Stored entries:
....
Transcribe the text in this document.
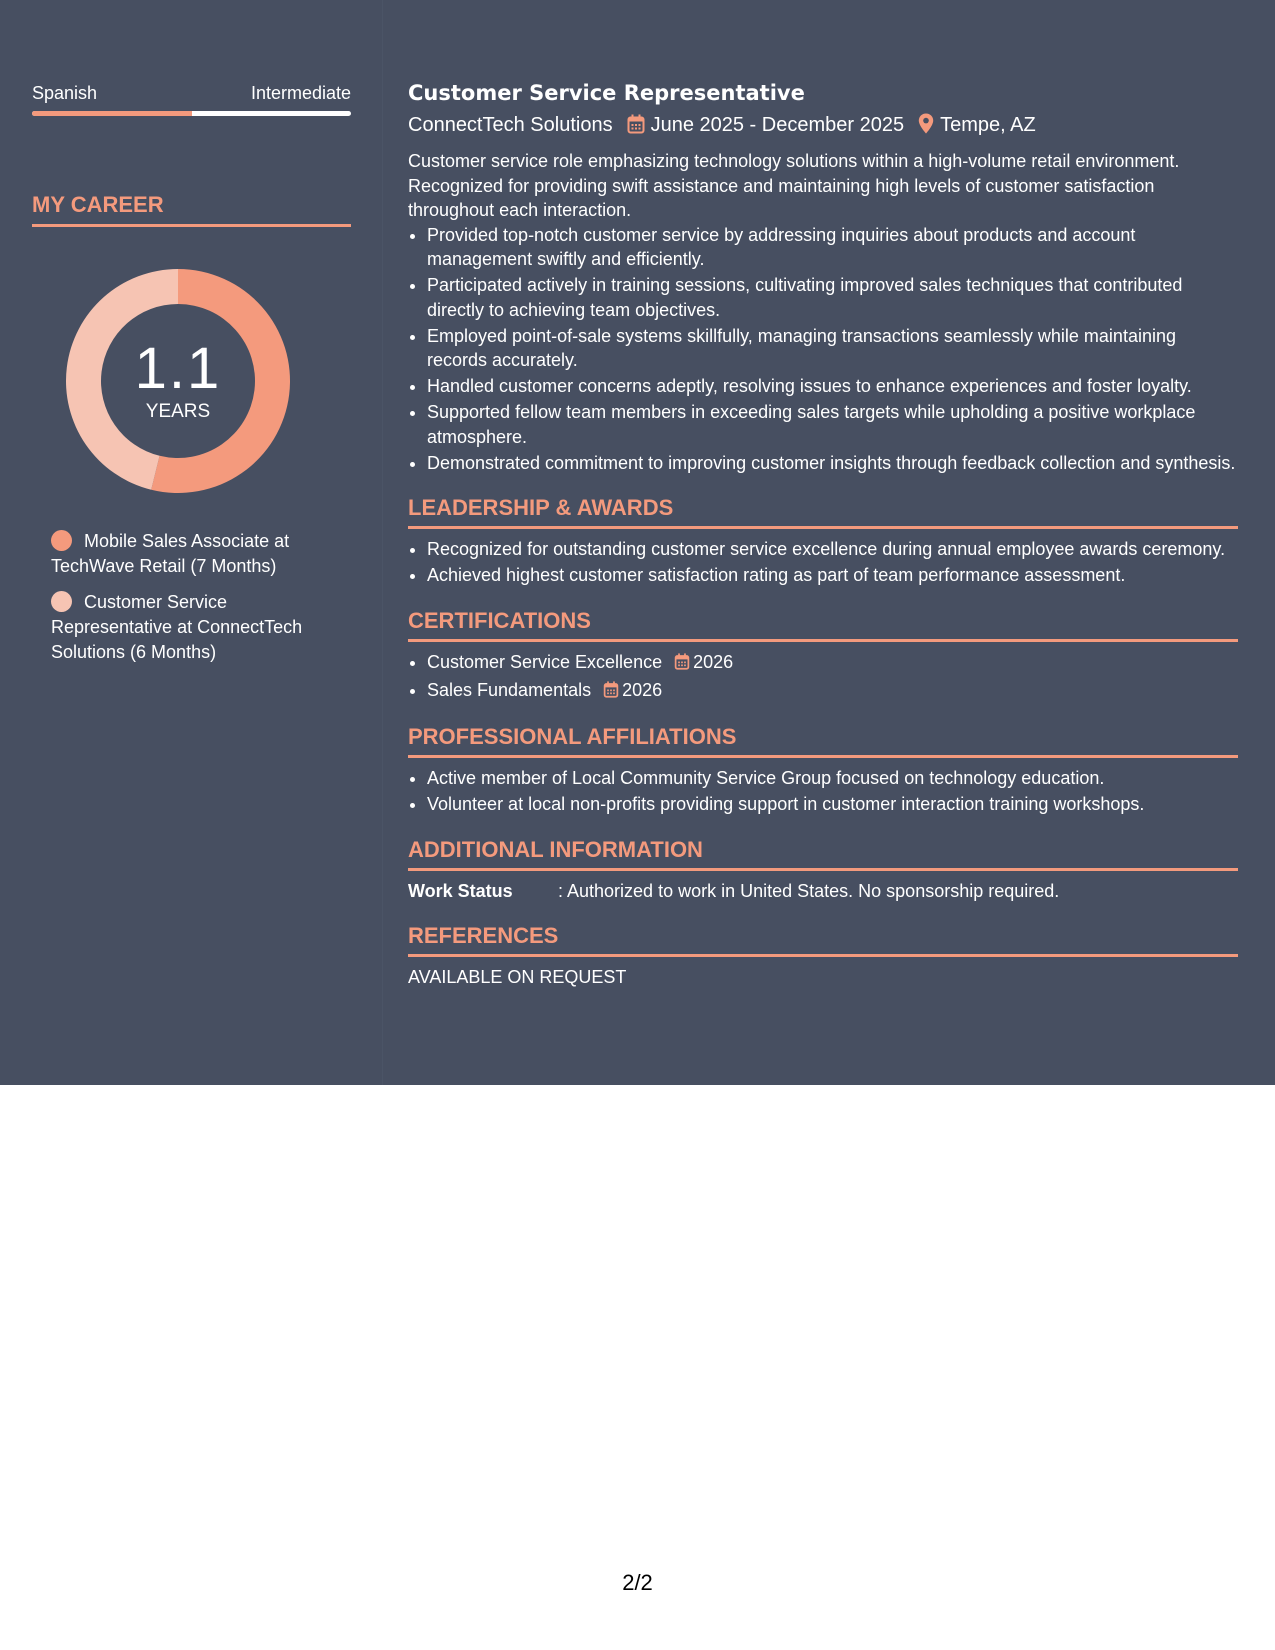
Spanish	Intermediate
MY CAREER
1.1
YEARS
Mobile Sales Associate at TechWave Retail (7 Months)
Customer Service Representative at ConnectTech Solutions (6 Months)
Customer Service Representative
ConnectTech Solutions June 2025 - December 2025 Tempe, AZ
Customer service role emphasizing technology solutions within a high-volume retail environment. Recognized for providing swift assistance and maintaining high levels of customer satisfaction throughout each interaction.
• Provided top-notch customer service by addressing inquiries about products and account management swiftly and efficiently.
• Participated actively in training sessions, cultivating improved sales techniques that contributed directly to achieving team objectives.
• Employed point-of-sale systems skillfully, managing transactions seamlessly while maintaining records accurately.
• Handled customer concerns adeptly, resolving issues to enhance experiences and foster loyalty.
• Supported fellow team members in exceeding sales targets while upholding a positive workplace atmosphere.
• Demonstrated commitment to improving customer insights through feedback collection and synthesis.
LEADERSHIP & AWARDS
• Recognized for outstanding customer service excellence during annual employee awards ceremony.
• Achieved highest customer satisfaction rating as part of team performance assessment.
CERTIFICATIONS
• Customer Service Excellence 2026
• Sales Fundamentals 2026
PROFESSIONAL AFFILIATIONS
• Active member of Local Community Service Group focused on technology education.
• Volunteer at local non-profits providing support in customer interaction training workshops.
ADDITIONAL INFORMATION
Work Status	: Authorized to work in United States. No sponsorship required.
REFERENCES
AVAILABLE ON REQUEST
2/2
....
■ **Problem to work on**
Leave images out of the retyped records; keep all else exact.

■ **Response below**
Transcribe the text in this document.
Spanish	Intermediate
MY CAREER
1.1
YEARS
Mobile Sales Associate at TechWave Retail (7 Months)
Customer Service Representative at ConnectTech Solutions (6 Months)
Customer Service Representative
ConnectTech Solutions June 2025 - December 2025 Tempe, AZ
Customer service role emphasizing technology solutions within a high-volume retail environment. Recognized for providing swift assistance and maintaining high levels of customer satisfaction throughout each interaction.
• Provided top-notch customer service by addressing inquiries about products and account management swiftly and efficiently.
• Participated actively in training sessions, cultivating improved sales techniques that contributed directly to achieving team objectives.
• Employed point-of-sale systems skillfully, managing transactions seamlessly while maintaining records accurately.
• Handled customer concerns adeptly, resolving issues to enhance experiences and foster loyalty.
• Supported fellow team members in exceeding sales targets while upholding a positive workplace atmosphere.
• Demonstrated commitment to improving customer insights through feedback collection and synthesis.
LEADERSHIP & AWARDS
• Recognized for outstanding customer service excellence during annual employee awards ceremony.
• Achieved highest customer satisfaction rating as part of team performance assessment.
CERTIFICATIONS
• Customer Service Excellence 2026
• Sales Fundamentals 2026
PROFESSIONAL AFFILIATIONS
• Active member of Local Community Service Group focused on technology education.
• Volunteer at local non-profits providing support in customer interaction training workshops.
ADDITIONAL INFORMATION
Work Status	: Authorized to work in United States. No sponsorship required.
REFERENCES
AVAILABLE ON REQUEST
2/2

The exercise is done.